TASK TO CARRY OUT -
Retype the material below. Keep every word exactly as it is.
^^^^
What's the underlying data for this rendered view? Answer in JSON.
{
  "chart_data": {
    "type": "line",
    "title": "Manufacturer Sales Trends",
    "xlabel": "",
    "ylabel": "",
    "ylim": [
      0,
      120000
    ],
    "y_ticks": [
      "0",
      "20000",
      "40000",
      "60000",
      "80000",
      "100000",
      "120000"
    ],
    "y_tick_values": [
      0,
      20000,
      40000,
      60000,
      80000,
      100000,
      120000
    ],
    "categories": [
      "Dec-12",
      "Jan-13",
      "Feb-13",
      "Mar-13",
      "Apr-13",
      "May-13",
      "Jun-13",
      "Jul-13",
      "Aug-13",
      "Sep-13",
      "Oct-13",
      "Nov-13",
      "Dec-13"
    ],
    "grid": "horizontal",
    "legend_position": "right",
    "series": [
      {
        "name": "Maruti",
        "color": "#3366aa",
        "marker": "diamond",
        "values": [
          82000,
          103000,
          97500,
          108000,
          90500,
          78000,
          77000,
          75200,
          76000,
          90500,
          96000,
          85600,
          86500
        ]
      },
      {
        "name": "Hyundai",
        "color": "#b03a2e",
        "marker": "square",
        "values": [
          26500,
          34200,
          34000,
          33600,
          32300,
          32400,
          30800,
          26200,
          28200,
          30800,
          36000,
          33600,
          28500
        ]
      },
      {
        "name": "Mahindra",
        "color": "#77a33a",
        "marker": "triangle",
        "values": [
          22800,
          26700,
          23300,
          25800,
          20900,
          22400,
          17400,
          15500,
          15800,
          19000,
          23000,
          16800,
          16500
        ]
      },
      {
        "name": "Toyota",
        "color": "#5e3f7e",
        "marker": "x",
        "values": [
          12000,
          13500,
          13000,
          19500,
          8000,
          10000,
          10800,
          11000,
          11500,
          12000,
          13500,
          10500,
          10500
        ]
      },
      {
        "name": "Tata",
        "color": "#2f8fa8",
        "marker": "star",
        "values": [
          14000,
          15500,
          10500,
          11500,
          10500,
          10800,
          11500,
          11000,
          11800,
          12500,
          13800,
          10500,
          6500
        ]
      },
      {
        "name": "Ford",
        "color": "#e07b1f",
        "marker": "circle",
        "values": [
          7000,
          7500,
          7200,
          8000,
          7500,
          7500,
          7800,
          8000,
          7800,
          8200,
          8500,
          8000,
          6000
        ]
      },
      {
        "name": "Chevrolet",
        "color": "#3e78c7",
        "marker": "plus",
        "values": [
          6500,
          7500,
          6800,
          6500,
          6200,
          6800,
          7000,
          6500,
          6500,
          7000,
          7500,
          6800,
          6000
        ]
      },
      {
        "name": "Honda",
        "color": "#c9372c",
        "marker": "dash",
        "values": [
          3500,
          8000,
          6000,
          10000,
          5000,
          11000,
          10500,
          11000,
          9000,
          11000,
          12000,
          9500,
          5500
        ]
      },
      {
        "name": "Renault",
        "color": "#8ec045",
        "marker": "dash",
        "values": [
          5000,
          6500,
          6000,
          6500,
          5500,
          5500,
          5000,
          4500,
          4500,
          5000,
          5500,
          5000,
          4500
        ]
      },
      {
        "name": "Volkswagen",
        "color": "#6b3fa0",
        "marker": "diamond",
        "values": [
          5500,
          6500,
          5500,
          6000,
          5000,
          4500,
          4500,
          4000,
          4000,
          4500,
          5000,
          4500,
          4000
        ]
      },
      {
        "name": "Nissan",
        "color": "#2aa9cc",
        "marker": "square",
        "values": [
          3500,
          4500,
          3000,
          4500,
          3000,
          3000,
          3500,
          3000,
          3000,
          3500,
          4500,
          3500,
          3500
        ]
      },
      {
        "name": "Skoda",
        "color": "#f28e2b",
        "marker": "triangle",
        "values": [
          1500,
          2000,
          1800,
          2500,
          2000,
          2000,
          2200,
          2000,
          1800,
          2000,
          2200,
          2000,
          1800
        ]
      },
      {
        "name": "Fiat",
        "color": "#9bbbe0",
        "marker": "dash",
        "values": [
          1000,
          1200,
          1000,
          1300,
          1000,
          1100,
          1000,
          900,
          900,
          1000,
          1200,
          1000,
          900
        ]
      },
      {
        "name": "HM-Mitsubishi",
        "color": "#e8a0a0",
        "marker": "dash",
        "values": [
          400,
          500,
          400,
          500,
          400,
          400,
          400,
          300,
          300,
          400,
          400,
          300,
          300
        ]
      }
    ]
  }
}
^^^^
REPLY -
What's the underlying data for this rendered view? Answer in JSON.
{
  "chart_data": {
    "type": "line",
    "title": "Manufacturer Sales Trends",
    "xlabel": "",
    "ylabel": "",
    "ylim": [
      0,
      120000
    ],
    "y_ticks": [
      "0",
      "20000",
      "40000",
      "60000",
      "80000",
      "100000",
      "120000"
    ],
    "y_tick_values": [
      0,
      20000,
      40000,
      60000,
      80000,
      100000,
      120000
    ],
    "categories": [
      "Dec-12",
      "Jan-13",
      "Feb-13",
      "Mar-13",
      "Apr-13",
      "May-13",
      "Jun-13",
      "Jul-13",
      "Aug-13",
      "Sep-13",
      "Oct-13",
      "Nov-13",
      "Dec-13"
    ],
    "grid": "horizontal",
    "legend_position": "right",
    "series": [
      {
        "name": "Maruti",
        "color": "#3366aa",
        "marker": "diamond",
        "values": [
          82000,
          103000,
          97500,
          108000,
          90500,
          78000,
          77000,
          75200,
          76000,
          90500,
          96000,
          85600,
          86500
        ]
      },
      {
        "name": "Hyundai",
        "color": "#b03a2e",
        "marker": "square",
        "values": [
          26500,
          34200,
          34000,
          33600,
          32300,
          32400,
          30800,
          26200,
          28200,
          30800,
          36000,
          33600,
          28500
        ]
      },
      {
        "name": "Mahindra",
        "color": "#77a33a",
        "marker": "triangle",
        "values": [
          22800,
          26700,
          23300,
          25800,
          20900,
          22400,
          17400,
          15500,
          15800,
          19000,
          23000,
          16800,
          16500
        ]
      },
      {
        "name": "Toyota",
        "color": "#5e3f7e",
        "marker": "x",
        "values": [
          12000,
          13500,
          13000,
          19500,
          8000,
          10000,
          10800,
          11000,
          11500,
          12000,
          13500,
          10500,
          10500
        ]
      },
      {
        "name": "Tata",
        "color": "#2f8fa8",
        "marker": "star",
        "values": [
          14000,
          15500,
          10500,
          11500,
          10500,
          10800,
          11500,
          11000,
          11800,
          12500,
          13800,
          10500,
          6500
        ]
      },
      {
        "name": "Ford",
        "color": "#e07b1f",
        "marker": "circle",
        "values": [
          7000,
          7500,
          7200,
          8000,
          7500,
          7500,
          7800,
          8000,
          7800,
          8200,
          8500,
          8000,
          6000
        ]
      },
      {
        "name": "Chevrolet",
        "color": "#3e78c7",
        "marker": "plus",
        "values": [
          6500,
          7500,
          6800,
          6500,
          6200,
          6800,
          7000,
          6500,
          6500,
          7000,
          7500,
          6800,
          6000
        ]
      },
      {
        "name": "Honda",
        "color": "#c9372c",
        "marker": "dash",
        "values": [
          3500,
          8000,
          6000,
          10000,
          5000,
          11000,
          10500,
          11000,
          9000,
          11000,
          12000,
          9500,
          5500
        ]
      },
      {
        "name": "Renault",
        "color": "#8ec045",
        "marker": "dash",
        "values": [
          5000,
          6500,
          6000,
          6500,
          5500,
          5500,
          5000,
          4500,
          4500,
          5000,
          5500,
          5000,
          4500
        ]
      },
      {
        "name": "Volkswagen",
        "color": "#6b3fa0",
        "marker": "diamond",
        "values": [
          5500,
          6500,
          5500,
          6000,
          5000,
          4500,
          4500,
          4000,
          4000,
          4500,
          5000,
          4500,
          4000
        ]
      },
      {
        "name": "Nissan",
        "color": "#2aa9cc",
        "marker": "square",
        "values": [
          3500,
          4500,
          3000,
          4500,
          3000,
          3000,
          3500,
          3000,
          3000,
          3500,
          4500,
          3500,
          3500
        ]
      },
      {
        "name": "Skoda",
        "color": "#f28e2b",
        "marker": "triangle",
        "values": [
          1500,
          2000,
          1800,
          2500,
          2000,
          2000,
          2200,
          2000,
          1800,
          2000,
          2200,
          2000,
          1800
        ]
      },
      {
        "name": "Fiat",
        "color": "#9bbbe0",
        "marker": "dash",
        "values": [
          1000,
          1200,
          1000,
          1300,
          1000,
          1100,
          1000,
          900,
          900,
          1000,
          1200,
          1000,
          900
        ]
      },
      {
        "name": "HM-Mitsubishi",
        "color": "#e8a0a0",
        "marker": "dash",
        "values": [
          400,
          500,
          400,
          500,
          400,
          400,
          400,
          300,
          300,
          400,
          400,
          300,
          300
        ]
      }
    ]
  }
}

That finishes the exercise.